* WORK TO BE COMPLETED
Count the lines below that contain the word "stretch". Give only the number.
### DATASET ENTRIES
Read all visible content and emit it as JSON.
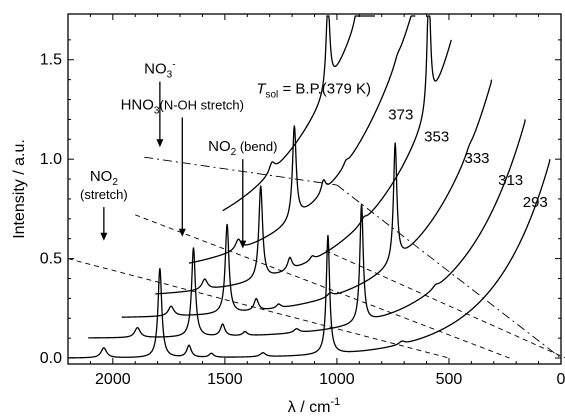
{
  "chart_data": {
    "type": "line",
    "xlabel": "λ / cm",
    "xlabel_sup": "-1",
    "ylabel": "Intensity / a.u.",
    "xlim": [
      2200,
      0
    ],
    "ylim": [
      -0.03,
      1.73
    ],
    "x_reversed": true,
    "x_ticks": [
      2000,
      1500,
      1000,
      500,
      0
    ],
    "y_ticks": [
      0.0,
      0.5,
      1.0,
      1.5
    ],
    "x_tick_labels": [
      "2000",
      "1500",
      "1000",
      "500",
      "0"
    ],
    "y_tick_labels": [
      "0.0",
      "0.5",
      "1.0",
      "1.5"
    ],
    "grid": false,
    "offset_per_trace": {
      "x": -150,
      "y": 0.1
    },
    "peaks": [
      {
        "x": 2040,
        "height": 0.05,
        "width": 15
      },
      {
        "x": 1790,
        "height": 0.45,
        "width": 10
      },
      {
        "x": 1660,
        "height": 0.06,
        "width": 12
      },
      {
        "x": 1560,
        "height": 0.02,
        "width": 12
      },
      {
        "x": 1330,
        "height": 0.02,
        "width": 15
      },
      {
        "x": 1040,
        "height": 0.6,
        "width": 9
      },
      {
        "x": 710,
        "height": 0.015,
        "width": 15
      }
    ],
    "series": [
      {
        "name": "293",
        "label_value": 0.76,
        "rise_x": 50,
        "peak_scale": 1.0,
        "max": 1.0
      },
      {
        "name": "313",
        "label_value": 0.87,
        "rise_x": 160,
        "peak_scale": 1.0,
        "max": 1.1
      },
      {
        "name": "333",
        "label_value": 0.98,
        "rise_x": 310,
        "peak_scale": 1.0,
        "max": 1.2
      },
      {
        "name": "353",
        "label_value": 1.09,
        "rise_x": 490,
        "peak_scale": 1.05,
        "max": 1.3
      },
      {
        "name": "373",
        "label_value": 1.2,
        "rise_x": 650,
        "peak_scale": 1.05,
        "max": 1.4
      },
      {
        "name": "B.P.(379 K)",
        "label_value": 1.33,
        "rise_x": 830,
        "peak_scale": 1.0,
        "max": 1.5
      }
    ],
    "series_label_prefix": {
      "symbol": "T",
      "subscript": "sol",
      "equals": " = "
    },
    "dashed_guides": [
      {
        "style": "dashed",
        "from": [
          2200,
          0.5
        ],
        "to": [
          500,
          0.0
        ]
      },
      {
        "style": "dashed",
        "from": [
          1900,
          0.72
        ],
        "to": [
          230,
          0.0
        ]
      },
      {
        "style": "dashed",
        "from": [
          1050,
          0.54
        ],
        "to": [
          -20,
          0.0
        ]
      },
      {
        "style": "dashdot",
        "from": [
          1860,
          1.01
        ],
        "to": [
          1000,
          0.87
        ]
      },
      {
        "style": "dashdot",
        "from": [
          1000,
          0.87
        ],
        "to": [
          0,
          0.0
        ]
      }
    ],
    "annotations": [
      {
        "id": "no2-stretch",
        "lines": [
          {
            "text": "NO",
            "sub": "2"
          },
          {
            "text": "(stretch)"
          }
        ],
        "text_at": [
          2040,
          0.89
        ],
        "arrow_to": [
          2040,
          0.59
        ]
      },
      {
        "id": "no3-minus",
        "lines": [
          {
            "text": "NO",
            "sub": "3",
            "sup": "-"
          }
        ],
        "text_at": [
          1790,
          1.43
        ],
        "arrow_to": [
          1790,
          1.06
        ]
      },
      {
        "id": "hno3",
        "lines": [
          {
            "text": "HNO",
            "sub": "3",
            "tail": "(N-OH stretch)"
          }
        ],
        "text_at": [
          1690,
          1.25
        ],
        "arrow_to": [
          1690,
          0.61
        ]
      },
      {
        "id": "no2-bend",
        "lines": [
          {
            "text": "NO",
            "sub": "2",
            "tail": " (bend)"
          }
        ],
        "text_at": [
          1420,
          1.04
        ],
        "arrow_to": [
          1420,
          0.55
        ]
      }
    ]
  }
}
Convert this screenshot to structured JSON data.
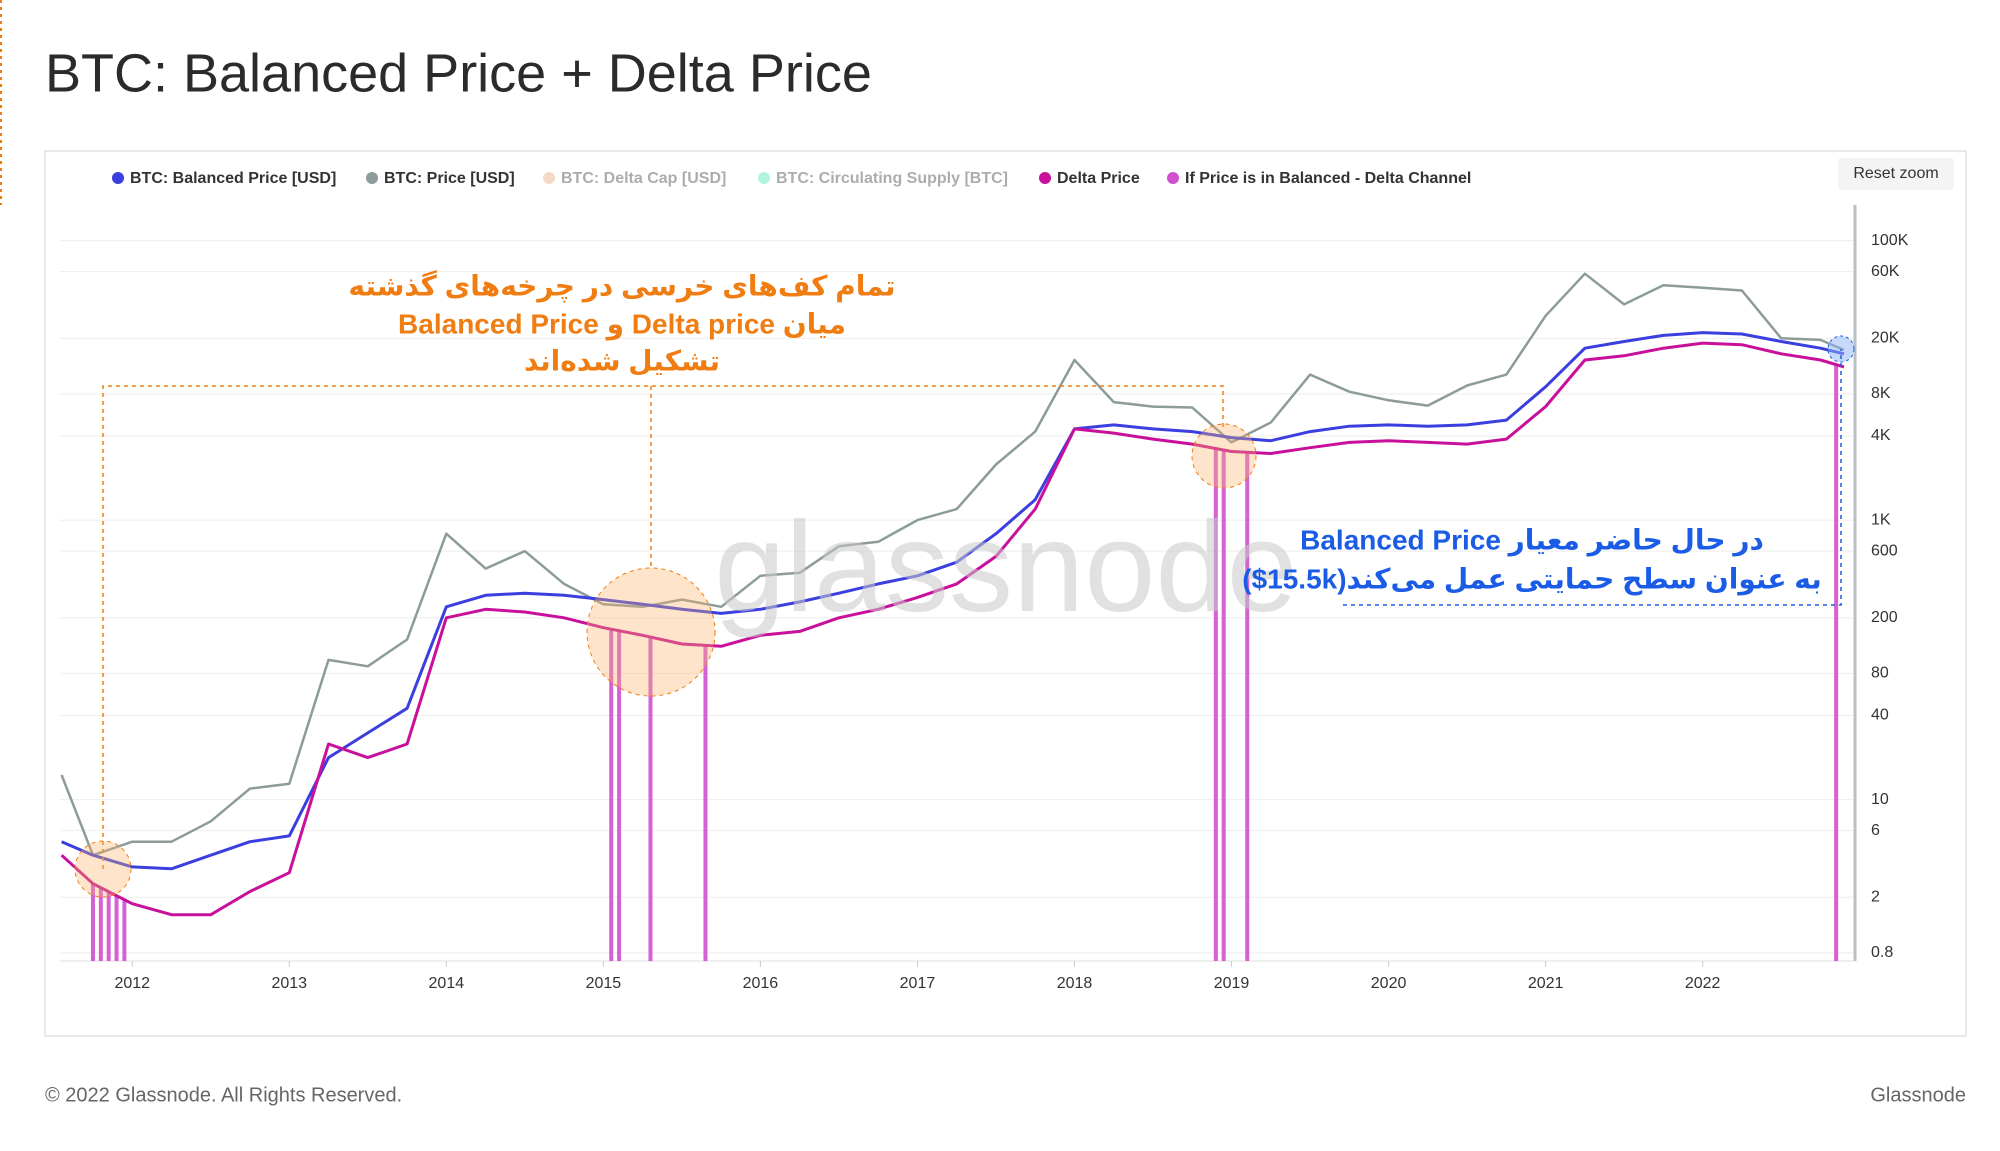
{
  "chart_data": {
    "type": "line",
    "title": "BTC: Balanced Price + Delta Price",
    "x": [
      2011.55,
      2011.75,
      2012.0,
      2012.25,
      2012.5,
      2012.75,
      2013.0,
      2013.25,
      2013.5,
      2013.75,
      2014.0,
      2014.25,
      2014.5,
      2014.75,
      2015.0,
      2015.25,
      2015.5,
      2015.75,
      2016.0,
      2016.25,
      2016.5,
      2016.75,
      2017.0,
      2017.25,
      2017.5,
      2017.75,
      2018.0,
      2018.25,
      2018.5,
      2018.75,
      2019.0,
      2019.25,
      2019.5,
      2019.75,
      2020.0,
      2020.25,
      2020.5,
      2020.75,
      2021.0,
      2021.25,
      2021.5,
      2021.75,
      2022.0,
      2022.25,
      2022.5,
      2022.75,
      2022.9
    ],
    "series": [
      {
        "name": "BTC: Balanced Price [USD]",
        "color": "#3b3fe0",
        "values": [
          5,
          4,
          3.3,
          3.2,
          4,
          5,
          5.5,
          20,
          30,
          45,
          240,
          290,
          300,
          290,
          270,
          250,
          230,
          215,
          230,
          260,
          300,
          350,
          400,
          500,
          800,
          1400,
          4500,
          4800,
          4500,
          4300,
          3900,
          3700,
          4300,
          4700,
          4800,
          4700,
          4800,
          5200,
          9000,
          17000,
          19000,
          21000,
          22000,
          21500,
          19000,
          17000,
          15500
        ]
      },
      {
        "name": "BTC: Price [USD]",
        "color": "#8c9c9a",
        "values": [
          15,
          4,
          5,
          5,
          7,
          12,
          13,
          100,
          90,
          140,
          800,
          450,
          600,
          350,
          250,
          240,
          270,
          240,
          400,
          420,
          650,
          700,
          1000,
          1200,
          2500,
          4300,
          14000,
          7000,
          6500,
          6400,
          3600,
          5000,
          11000,
          8300,
          7200,
          6600,
          9200,
          11000,
          29000,
          58000,
          35000,
          48000,
          46000,
          44000,
          20000,
          19500,
          16500
        ]
      },
      {
        "name": "Delta Price",
        "color": "#c8109a",
        "values": [
          4,
          2.5,
          1.8,
          1.5,
          1.5,
          2.2,
          3,
          25,
          20,
          25,
          200,
          230,
          220,
          200,
          170,
          150,
          130,
          125,
          150,
          160,
          200,
          230,
          280,
          350,
          550,
          1200,
          4500,
          4200,
          3800,
          3500,
          3100,
          3000,
          3300,
          3600,
          3700,
          3600,
          3500,
          3800,
          6500,
          14000,
          15000,
          17000,
          18500,
          18000,
          15500,
          14000,
          12500
        ]
      }
    ],
    "hidden_series": [
      {
        "name": "BTC: Delta Cap [USD]",
        "color": "#e8a070"
      },
      {
        "name": "BTC: Circulating Supply [BTC]",
        "color": "#40e0b0"
      }
    ],
    "channel": {
      "name": "If Price is in Balanced - Delta Channel",
      "color": "#d050d0",
      "x": [
        2011.75,
        2011.8,
        2011.85,
        2011.9,
        2011.95,
        2015.05,
        2015.1,
        2015.3,
        2015.65,
        2018.9,
        2018.95,
        2019.1,
        2022.85
      ]
    },
    "log_scale": true,
    "grid": true,
    "xlim": [
      2011.54,
      2022.97
    ],
    "xticks": [
      2012,
      2013,
      2014,
      2015,
      2016,
      2017,
      2018,
      2019,
      2020,
      2021,
      2022
    ],
    "ylim": [
      0.7,
      180000
    ],
    "yticks": [
      0.8,
      2,
      6,
      10,
      40,
      80,
      200,
      600,
      {
        "value": 1000,
        "label": "1K"
      },
      {
        "value": 4000,
        "label": "4K"
      },
      {
        "value": 8000,
        "label": "8K"
      },
      {
        "value": 20000,
        "label": "20K"
      },
      {
        "value": 60000,
        "label": "60K"
      },
      {
        "value": 100000,
        "label": "100K"
      }
    ],
    "annotations": {
      "bear_bottoms": [
        "تمام کف‌های خرسی در چرخه‌های گذشته",
        "میان Delta price و Balanced Price",
        "تشکیل شده‌اند"
      ],
      "current_support": [
        "در حال حاضر معیار Balanced Price",
        "به عنوان سطح حمایتی عمل می‌کند(15.5k$)"
      ]
    },
    "reset_zoom": "Reset zoom",
    "watermark": "glassnode",
    "footer": {
      "copyright": "© 2022 Glassnode. All Rights Reserved.",
      "brand": "Glassnode"
    }
  }
}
######
* SOLUTION FOR THIS EXERCISE
3